:: TASK DIRECTIONS ::
Your task is to print all of the data word for word.

:: INFORMATION GIVEN ::
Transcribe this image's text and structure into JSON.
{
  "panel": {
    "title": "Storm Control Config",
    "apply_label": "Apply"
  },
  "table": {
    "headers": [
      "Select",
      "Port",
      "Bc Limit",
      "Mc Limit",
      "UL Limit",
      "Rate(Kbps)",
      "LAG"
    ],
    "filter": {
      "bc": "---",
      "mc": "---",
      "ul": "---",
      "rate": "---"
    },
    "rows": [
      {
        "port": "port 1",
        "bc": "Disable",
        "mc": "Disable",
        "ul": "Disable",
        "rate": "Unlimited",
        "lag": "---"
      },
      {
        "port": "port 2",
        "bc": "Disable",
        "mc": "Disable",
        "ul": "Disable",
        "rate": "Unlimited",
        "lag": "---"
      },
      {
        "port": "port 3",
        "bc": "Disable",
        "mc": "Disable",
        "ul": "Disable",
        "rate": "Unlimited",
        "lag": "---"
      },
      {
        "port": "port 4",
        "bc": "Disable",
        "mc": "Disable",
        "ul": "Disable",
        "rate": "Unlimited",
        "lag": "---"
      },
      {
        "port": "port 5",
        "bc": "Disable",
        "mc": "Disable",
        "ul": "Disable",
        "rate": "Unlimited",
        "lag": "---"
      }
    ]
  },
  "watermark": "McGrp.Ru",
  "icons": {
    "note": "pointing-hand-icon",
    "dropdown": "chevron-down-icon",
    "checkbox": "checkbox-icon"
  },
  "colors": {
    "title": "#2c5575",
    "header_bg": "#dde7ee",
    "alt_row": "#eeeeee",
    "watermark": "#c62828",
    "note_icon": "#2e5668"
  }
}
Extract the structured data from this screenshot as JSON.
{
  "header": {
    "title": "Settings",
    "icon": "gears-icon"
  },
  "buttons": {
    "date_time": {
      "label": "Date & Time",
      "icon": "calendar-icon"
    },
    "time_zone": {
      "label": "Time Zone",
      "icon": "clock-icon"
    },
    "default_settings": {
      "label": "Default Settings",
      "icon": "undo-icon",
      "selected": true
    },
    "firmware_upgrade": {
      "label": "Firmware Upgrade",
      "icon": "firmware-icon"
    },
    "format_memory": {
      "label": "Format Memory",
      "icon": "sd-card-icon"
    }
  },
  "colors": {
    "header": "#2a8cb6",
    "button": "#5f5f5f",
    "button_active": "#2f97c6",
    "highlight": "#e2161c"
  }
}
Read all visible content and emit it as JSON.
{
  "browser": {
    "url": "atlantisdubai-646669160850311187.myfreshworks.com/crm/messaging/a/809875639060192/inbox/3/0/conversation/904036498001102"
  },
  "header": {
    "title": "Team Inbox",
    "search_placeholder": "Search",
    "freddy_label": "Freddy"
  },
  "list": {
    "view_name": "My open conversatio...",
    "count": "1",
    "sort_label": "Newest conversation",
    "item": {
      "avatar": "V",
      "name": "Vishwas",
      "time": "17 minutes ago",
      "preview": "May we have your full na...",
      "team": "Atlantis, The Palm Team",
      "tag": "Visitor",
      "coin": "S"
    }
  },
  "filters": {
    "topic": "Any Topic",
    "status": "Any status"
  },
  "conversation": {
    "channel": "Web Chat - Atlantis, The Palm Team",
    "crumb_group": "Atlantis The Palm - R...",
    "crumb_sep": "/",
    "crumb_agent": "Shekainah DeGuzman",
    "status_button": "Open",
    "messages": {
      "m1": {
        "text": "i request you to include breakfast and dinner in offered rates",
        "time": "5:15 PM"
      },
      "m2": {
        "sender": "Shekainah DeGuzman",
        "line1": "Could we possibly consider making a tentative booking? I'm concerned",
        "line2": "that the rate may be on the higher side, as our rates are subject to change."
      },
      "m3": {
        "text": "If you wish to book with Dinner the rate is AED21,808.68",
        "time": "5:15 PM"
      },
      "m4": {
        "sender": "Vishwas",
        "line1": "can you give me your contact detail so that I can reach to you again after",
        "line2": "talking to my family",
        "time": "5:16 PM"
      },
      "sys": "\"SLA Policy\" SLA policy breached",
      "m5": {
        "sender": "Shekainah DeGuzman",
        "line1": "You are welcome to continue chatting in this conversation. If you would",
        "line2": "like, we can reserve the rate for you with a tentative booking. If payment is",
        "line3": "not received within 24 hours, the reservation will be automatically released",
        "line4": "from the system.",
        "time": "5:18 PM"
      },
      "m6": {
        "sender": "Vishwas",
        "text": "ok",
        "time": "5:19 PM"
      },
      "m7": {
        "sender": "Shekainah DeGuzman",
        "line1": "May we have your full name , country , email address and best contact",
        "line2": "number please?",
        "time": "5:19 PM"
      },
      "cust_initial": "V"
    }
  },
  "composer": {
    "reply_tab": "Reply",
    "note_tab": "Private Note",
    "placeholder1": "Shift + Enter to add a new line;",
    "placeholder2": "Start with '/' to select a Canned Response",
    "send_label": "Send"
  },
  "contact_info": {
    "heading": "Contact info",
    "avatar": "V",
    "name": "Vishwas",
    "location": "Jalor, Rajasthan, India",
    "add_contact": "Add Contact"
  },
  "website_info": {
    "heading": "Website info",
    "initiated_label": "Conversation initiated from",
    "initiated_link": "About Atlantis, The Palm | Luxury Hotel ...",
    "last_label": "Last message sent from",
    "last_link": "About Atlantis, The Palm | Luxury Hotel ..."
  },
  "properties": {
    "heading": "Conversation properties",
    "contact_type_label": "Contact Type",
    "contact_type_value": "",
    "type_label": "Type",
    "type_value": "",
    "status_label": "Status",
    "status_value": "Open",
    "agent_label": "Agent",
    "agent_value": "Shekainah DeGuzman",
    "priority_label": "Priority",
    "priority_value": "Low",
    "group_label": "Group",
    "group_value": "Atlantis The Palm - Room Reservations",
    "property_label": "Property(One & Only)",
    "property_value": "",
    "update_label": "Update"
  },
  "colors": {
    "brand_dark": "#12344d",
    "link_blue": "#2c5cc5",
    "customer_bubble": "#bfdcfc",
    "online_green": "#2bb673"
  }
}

:: RESULT BELOW ::
Transcribe this image's text and structure into JSON.
{
  "panel": {
    "title": "Storm Control Config",
    "apply_label": "Apply"
  },
  "table": {
    "headers": [
      "Select",
      "Port",
      "Bc Limit",
      "Mc Limit",
      "UL Limit",
      "Rate(Kbps)",
      "LAG"
    ],
    "filter": {
      "bc": "---",
      "mc": "---",
      "ul": "---",
      "rate": "---"
    },
    "rows": [
      {
        "port": "port 1",
        "bc": "Disable",
        "mc": "Disable",
        "ul": "Disable",
        "rate": "Unlimited",
        "lag": "---"
      },
      {
        "port": "port 2",
        "bc": "Disable",
        "mc": "Disable",
        "ul": "Disable",
        "rate": "Unlimited",
        "lag": "---"
      },
      {
        "port": "port 3",
        "bc": "Disable",
        "mc": "Disable",
        "ul": "Disable",
        "rate": "Unlimited",
        "lag": "---"
      },
      {
        "port": "port 4",
        "bc": "Disable",
        "mc": "Disable",
        "ul": "Disable",
        "rate": "Unlimited",
        "lag": "---"
      },
      {
        "port": "port 5",
        "bc": "Disable",
        "mc": "Disable",
        "ul": "Disable",
        "rate": "Unlimited",
        "lag": "---"
      }
    ]
  },
  "watermark": "McGrp.Ru",
  "icons": {
    "note": "pointing-hand-icon",
    "dropdown": "chevron-down-icon",
    "checkbox": "checkbox-icon"
  },
  "colors": {
    "title": "#2c5575",
    "header_bg": "#dde7ee",
    "alt_row": "#eeeeee",
    "watermark": "#c62828",
    "note_icon": "#2e5668"
  }
}
Extract the structured data from this screenshot as JSON.
{
  "header": {
    "title": "Settings",
    "icon": "gears-icon"
  },
  "buttons": {
    "date_time": {
      "label": "Date & Time",
      "icon": "calendar-icon"
    },
    "time_zone": {
      "label": "Time Zone",
      "icon": "clock-icon"
    },
    "default_settings": {
      "label": "Default Settings",
      "icon": "undo-icon",
      "selected": true
    },
    "firmware_upgrade": {
      "label": "Firmware Upgrade",
      "icon": "firmware-icon"
    },
    "format_memory": {
      "label": "Format Memory",
      "icon": "sd-card-icon"
    }
  },
  "colors": {
    "header": "#2a8cb6",
    "button": "#5f5f5f",
    "button_active": "#2f97c6",
    "highlight": "#e2161c"
  }
}
Read all visible content and emit it as JSON.
{
  "browser": {
    "url": "atlantisdubai-646669160850311187.myfreshworks.com/crm/messaging/a/809875639060192/inbox/3/0/conversation/904036498001102"
  },
  "header": {
    "title": "Team Inbox",
    "search_placeholder": "Search",
    "freddy_label": "Freddy"
  },
  "list": {
    "view_name": "My open conversatio...",
    "count": "1",
    "sort_label": "Newest conversation",
    "item": {
      "avatar": "V",
      "name": "Vishwas",
      "time": "17 minutes ago",
      "preview": "May we have your full na...",
      "team": "Atlantis, The Palm Team",
      "tag": "Visitor",
      "coin": "S"
    }
  },
  "filters": {
    "topic": "Any Topic",
    "status": "Any status"
  },
  "conversation": {
    "channel": "Web Chat - Atlantis, The Palm Team",
    "crumb_group": "Atlantis The Palm - R...",
    "crumb_sep": "/",
    "crumb_agent": "Shekainah DeGuzman",
    "status_button": "Open",
    "messages": {
      "m1": {
        "text": "i request you to include breakfast and dinner in offered rates",
        "time": "5:15 PM"
      },
      "m2": {
        "sender": "Shekainah DeGuzman",
        "line1": "Could we possibly consider making a tentative booking? I'm concerned",
        "line2": "that the rate may be on the higher side, as our rates are subject to change."
      },
      "m3": {
        "text": "If you wish to book with Dinner the rate is AED21,808.68",
        "time": "5:15 PM"
      },
      "m4": {
        "sender": "Vishwas",
        "line1": "can you give me your contact detail so that I can reach to you again after",
        "line2": "talking to my family",
        "time": "5:16 PM"
      },
      "sys": "\"SLA Policy\" SLA policy breached",
      "m5": {
        "sender": "Shekainah DeGuzman",
        "line1": "You are welcome to continue chatting in this conversation. If you would",
        "line2": "like, we can reserve the rate for you with a tentative booking. If payment is",
        "line3": "not received within 24 hours, the reservation will be automatically released",
        "line4": "from the system.",
        "time": "5:18 PM"
      },
      "m6": {
        "sender": "Vishwas",
        "text": "ok",
        "time": "5:19 PM"
      },
      "m7": {
        "sender": "Shekainah DeGuzman",
        "line1": "May we have your full name , country , email address and best contact",
        "line2": "number please?",
        "time": "5:19 PM"
      },
      "cust_initial": "V"
    }
  },
  "composer": {
    "reply_tab": "Reply",
    "note_tab": "Private Note",
    "placeholder1": "Shift + Enter to add a new line;",
    "placeholder2": "Start with '/' to select a Canned Response",
    "send_label": "Send"
  },
  "contact_info": {
    "heading": "Contact info",
    "avatar": "V",
    "name": "Vishwas",
    "location": "Jalor, Rajasthan, India",
    "add_contact": "Add Contact"
  },
  "website_info": {
    "heading": "Website info",
    "initiated_label": "Conversation initiated from",
    "initiated_link": "About Atlantis, The Palm | Luxury Hotel ...",
    "last_label": "Last message sent from",
    "last_link": "About Atlantis, The Palm | Luxury Hotel ..."
  },
  "properties": {
    "heading": "Conversation properties",
    "contact_type_label": "Contact Type",
    "contact_type_value": "",
    "type_label": "Type",
    "type_value": "",
    "status_label": "Status",
    "status_value": "Open",
    "agent_label": "Agent",
    "agent_value": "Shekainah DeGuzman",
    "priority_label": "Priority",
    "priority_value": "Low",
    "group_label": "Group",
    "group_value": "Atlantis The Palm - Room Reservations",
    "property_label": "Property(One & Only)",
    "property_value": "",
    "update_label": "Update"
  },
  "colors": {
    "brand_dark": "#12344d",
    "link_blue": "#2c5cc5",
    "customer_bubble": "#bfdcfc",
    "online_green": "#2bb673"
  }
}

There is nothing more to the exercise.